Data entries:
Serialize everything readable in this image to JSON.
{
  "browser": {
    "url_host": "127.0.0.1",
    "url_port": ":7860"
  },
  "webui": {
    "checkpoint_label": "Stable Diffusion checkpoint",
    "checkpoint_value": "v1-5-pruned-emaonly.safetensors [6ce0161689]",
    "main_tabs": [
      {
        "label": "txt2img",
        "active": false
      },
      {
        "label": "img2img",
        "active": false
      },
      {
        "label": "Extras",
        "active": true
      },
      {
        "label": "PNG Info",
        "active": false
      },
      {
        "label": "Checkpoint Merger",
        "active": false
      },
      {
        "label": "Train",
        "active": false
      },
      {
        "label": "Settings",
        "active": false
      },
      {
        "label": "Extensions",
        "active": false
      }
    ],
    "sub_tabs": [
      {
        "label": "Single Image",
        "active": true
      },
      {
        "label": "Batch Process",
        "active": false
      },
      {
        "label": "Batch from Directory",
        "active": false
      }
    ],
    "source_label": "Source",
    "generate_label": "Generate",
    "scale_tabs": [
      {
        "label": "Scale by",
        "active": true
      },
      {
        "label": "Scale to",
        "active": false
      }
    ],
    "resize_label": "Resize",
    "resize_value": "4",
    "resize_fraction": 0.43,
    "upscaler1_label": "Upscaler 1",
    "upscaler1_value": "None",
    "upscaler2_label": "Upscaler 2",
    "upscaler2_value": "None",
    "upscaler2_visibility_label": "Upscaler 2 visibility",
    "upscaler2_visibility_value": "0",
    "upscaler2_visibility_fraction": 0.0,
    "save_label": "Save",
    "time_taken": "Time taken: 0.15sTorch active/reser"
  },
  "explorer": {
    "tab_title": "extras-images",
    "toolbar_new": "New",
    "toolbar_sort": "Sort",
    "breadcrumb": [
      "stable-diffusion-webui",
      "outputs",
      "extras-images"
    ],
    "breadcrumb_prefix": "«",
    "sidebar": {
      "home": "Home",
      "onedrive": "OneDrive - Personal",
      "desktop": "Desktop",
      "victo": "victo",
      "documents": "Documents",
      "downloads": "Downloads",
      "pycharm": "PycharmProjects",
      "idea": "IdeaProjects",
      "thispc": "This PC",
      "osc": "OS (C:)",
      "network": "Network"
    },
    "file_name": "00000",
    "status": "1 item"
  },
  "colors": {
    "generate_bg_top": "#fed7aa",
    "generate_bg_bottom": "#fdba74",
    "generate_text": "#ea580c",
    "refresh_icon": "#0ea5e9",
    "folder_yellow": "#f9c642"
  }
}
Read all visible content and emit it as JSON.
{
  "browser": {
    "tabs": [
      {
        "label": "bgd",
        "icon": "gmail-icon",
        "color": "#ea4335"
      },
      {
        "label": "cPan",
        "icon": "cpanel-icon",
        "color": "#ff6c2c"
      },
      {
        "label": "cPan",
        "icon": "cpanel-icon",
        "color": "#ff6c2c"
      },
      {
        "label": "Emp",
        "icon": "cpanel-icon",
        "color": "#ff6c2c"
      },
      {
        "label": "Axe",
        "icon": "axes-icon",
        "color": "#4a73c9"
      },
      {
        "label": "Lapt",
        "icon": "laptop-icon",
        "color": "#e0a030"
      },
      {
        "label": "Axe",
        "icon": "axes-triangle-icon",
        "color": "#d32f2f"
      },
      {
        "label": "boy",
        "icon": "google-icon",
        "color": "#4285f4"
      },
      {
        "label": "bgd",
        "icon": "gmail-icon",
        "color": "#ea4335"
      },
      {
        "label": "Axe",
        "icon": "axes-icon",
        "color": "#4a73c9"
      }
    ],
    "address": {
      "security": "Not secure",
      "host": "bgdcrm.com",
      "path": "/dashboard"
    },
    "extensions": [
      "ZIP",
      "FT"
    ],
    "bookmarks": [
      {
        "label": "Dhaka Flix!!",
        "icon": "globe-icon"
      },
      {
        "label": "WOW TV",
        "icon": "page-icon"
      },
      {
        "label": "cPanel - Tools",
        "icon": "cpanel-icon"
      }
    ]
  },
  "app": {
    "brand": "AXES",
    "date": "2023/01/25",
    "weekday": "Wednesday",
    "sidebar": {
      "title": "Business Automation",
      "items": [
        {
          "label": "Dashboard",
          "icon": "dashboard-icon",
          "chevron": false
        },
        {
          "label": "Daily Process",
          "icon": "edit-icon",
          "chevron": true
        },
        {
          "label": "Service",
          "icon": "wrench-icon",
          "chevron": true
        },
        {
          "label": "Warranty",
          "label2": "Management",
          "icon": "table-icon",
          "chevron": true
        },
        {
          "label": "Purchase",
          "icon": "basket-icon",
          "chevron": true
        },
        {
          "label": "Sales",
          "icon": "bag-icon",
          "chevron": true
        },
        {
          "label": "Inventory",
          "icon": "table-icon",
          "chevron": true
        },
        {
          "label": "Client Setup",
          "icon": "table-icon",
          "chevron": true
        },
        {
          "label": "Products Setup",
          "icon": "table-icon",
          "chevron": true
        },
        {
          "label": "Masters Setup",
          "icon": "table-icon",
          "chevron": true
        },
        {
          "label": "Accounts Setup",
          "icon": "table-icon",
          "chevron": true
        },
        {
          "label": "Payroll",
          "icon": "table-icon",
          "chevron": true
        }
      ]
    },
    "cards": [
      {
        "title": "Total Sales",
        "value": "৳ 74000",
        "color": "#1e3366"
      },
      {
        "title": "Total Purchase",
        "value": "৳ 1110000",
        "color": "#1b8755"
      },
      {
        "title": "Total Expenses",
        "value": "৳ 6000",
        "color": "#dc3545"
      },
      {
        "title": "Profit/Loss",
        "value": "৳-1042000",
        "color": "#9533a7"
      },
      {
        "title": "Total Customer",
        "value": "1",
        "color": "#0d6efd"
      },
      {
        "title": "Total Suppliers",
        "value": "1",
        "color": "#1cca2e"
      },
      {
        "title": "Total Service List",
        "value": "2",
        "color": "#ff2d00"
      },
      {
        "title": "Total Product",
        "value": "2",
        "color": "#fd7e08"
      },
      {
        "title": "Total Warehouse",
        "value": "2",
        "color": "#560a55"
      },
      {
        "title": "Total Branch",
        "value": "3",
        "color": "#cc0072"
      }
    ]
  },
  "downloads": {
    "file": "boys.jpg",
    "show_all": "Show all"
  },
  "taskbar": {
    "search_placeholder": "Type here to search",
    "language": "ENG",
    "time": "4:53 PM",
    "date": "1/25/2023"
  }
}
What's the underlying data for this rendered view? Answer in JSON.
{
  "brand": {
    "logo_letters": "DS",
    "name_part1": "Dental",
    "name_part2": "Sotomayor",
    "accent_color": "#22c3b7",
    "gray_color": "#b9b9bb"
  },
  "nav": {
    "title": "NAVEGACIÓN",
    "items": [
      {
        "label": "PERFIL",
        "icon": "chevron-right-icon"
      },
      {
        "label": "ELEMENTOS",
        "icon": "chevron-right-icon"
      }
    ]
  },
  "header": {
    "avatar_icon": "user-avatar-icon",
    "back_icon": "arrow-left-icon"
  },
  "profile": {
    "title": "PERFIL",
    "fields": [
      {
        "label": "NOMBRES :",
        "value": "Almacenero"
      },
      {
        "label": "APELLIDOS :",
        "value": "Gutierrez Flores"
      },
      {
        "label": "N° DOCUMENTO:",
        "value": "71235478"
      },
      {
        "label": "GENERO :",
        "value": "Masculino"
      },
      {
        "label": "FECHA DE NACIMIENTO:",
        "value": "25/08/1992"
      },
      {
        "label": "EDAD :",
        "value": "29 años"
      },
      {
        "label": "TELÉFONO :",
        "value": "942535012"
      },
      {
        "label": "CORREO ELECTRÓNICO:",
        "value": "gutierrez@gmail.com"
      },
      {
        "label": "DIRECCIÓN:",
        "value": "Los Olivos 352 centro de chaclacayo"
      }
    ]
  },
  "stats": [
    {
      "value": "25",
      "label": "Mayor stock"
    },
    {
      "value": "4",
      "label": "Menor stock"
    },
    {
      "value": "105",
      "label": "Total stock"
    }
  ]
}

> **SET TASK**: Among the lines of the data, identify those with the word "JSON". Copy each of them.

> **FINAL RESULT**:
Serialize everything readable in this image to JSON.
Read all visible content and emit it as JSON.
What's the underlying data for this rendered view? Answer in JSON.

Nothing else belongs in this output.